_WORK TO DO:_
The records that follow should be retyped word for word.

-- BEGIN --

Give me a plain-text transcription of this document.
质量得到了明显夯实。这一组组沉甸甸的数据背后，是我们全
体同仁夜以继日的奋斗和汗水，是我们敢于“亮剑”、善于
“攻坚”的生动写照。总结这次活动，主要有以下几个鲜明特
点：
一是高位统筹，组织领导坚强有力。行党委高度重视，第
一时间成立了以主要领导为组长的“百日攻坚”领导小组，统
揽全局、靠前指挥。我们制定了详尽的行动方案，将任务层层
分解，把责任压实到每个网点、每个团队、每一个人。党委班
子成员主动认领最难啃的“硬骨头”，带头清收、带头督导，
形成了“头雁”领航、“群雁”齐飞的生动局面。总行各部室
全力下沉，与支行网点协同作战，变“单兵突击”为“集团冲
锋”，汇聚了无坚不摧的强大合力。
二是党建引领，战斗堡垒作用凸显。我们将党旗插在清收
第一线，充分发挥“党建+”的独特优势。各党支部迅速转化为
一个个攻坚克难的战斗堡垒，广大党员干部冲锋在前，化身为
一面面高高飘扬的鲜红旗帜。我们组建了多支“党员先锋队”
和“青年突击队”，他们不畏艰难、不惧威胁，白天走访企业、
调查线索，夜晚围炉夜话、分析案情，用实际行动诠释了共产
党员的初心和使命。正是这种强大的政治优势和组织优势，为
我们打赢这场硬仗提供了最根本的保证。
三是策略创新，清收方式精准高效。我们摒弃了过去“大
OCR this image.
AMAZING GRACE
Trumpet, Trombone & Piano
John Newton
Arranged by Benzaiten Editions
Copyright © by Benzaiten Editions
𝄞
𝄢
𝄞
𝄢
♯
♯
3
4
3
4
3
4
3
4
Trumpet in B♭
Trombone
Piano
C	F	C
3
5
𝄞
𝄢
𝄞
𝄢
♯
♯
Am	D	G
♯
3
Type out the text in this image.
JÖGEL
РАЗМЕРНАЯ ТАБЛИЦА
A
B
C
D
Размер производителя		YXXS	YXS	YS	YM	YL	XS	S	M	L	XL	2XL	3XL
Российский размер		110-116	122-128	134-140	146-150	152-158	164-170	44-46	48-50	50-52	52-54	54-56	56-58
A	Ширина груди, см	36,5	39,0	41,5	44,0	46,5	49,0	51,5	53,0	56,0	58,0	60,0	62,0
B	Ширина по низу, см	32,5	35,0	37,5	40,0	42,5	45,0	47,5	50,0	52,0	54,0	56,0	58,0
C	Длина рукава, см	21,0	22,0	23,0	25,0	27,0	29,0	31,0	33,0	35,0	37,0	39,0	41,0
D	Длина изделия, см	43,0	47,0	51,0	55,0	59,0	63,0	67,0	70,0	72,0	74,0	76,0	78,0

-- END --

_SOLUTION TO THIS EXERCISE:_
Give me a plain-text transcription of this document.
质量得到了明显夯实。这一组组沉甸甸的数据背后，是我们全
体同仁夜以继日的奋斗和汗水，是我们敢于“亮剑”、善于
“攻坚”的生动写照。总结这次活动，主要有以下几个鲜明特
点：
一是高位统筹，组织领导坚强有力。行党委高度重视，第
一时间成立了以主要领导为组长的“百日攻坚”领导小组，统
揽全局、靠前指挥。我们制定了详尽的行动方案，将任务层层
分解，把责任压实到每个网点、每个团队、每一个人。党委班
子成员主动认领最难啃的“硬骨头”，带头清收、带头督导，
形成了“头雁”领航、“群雁”齐飞的生动局面。总行各部室
全力下沉，与支行网点协同作战，变“单兵突击”为“集团冲
锋”，汇聚了无坚不摧的强大合力。
二是党建引领，战斗堡垒作用凸显。我们将党旗插在清收
第一线，充分发挥“党建+”的独特优势。各党支部迅速转化为
一个个攻坚克难的战斗堡垒，广大党员干部冲锋在前，化身为
一面面高高飘扬的鲜红旗帜。我们组建了多支“党员先锋队”
和“青年突击队”，他们不畏艰难、不惧威胁，白天走访企业、
调查线索，夜晚围炉夜话、分析案情，用实际行动诠释了共产
党员的初心和使命。正是这种强大的政治优势和组织优势，为
我们打赢这场硬仗提供了最根本的保证。
三是策略创新，清收方式精准高效。我们摒弃了过去“大
OCR this image.
AMAZING GRACE
Trumpet, Trombone & Piano
John Newton
Arranged by Benzaiten Editions
Copyright © by Benzaiten Editions
𝄞
𝄢
𝄞
𝄢
♯
♯
3
4
3
4
3
4
3
4
Trumpet in B♭
Trombone
Piano
C	F	C
3
5
𝄞
𝄢
𝄞
𝄢
♯
♯
Am	D	G
♯
3
Type out the text in this image.
JÖGEL
РАЗМЕРНАЯ ТАБЛИЦА
A
B
C
D
Размер производителя		YXXS	YXS	YS	YM	YL	XS	S	M	L	XL	2XL	3XL
Российский размер		110-116	122-128	134-140	146-150	152-158	164-170	44-46	48-50	50-52	52-54	54-56	56-58
A	Ширина груди, см	36,5	39,0	41,5	44,0	46,5	49,0	51,5	53,0	56,0	58,0	60,0	62,0
B	Ширина по низу, см	32,5	35,0	37,5	40,0	42,5	45,0	47,5	50,0	52,0	54,0	56,0	58,0
C	Длина рукава, см	21,0	22,0	23,0	25,0	27,0	29,0	31,0	33,0	35,0	37,0	39,0	41,0
D	Длина изделия, см	43,0	47,0	51,0	55,0	59,0	63,0	67,0	70,0	72,0	74,0	76,0	78,0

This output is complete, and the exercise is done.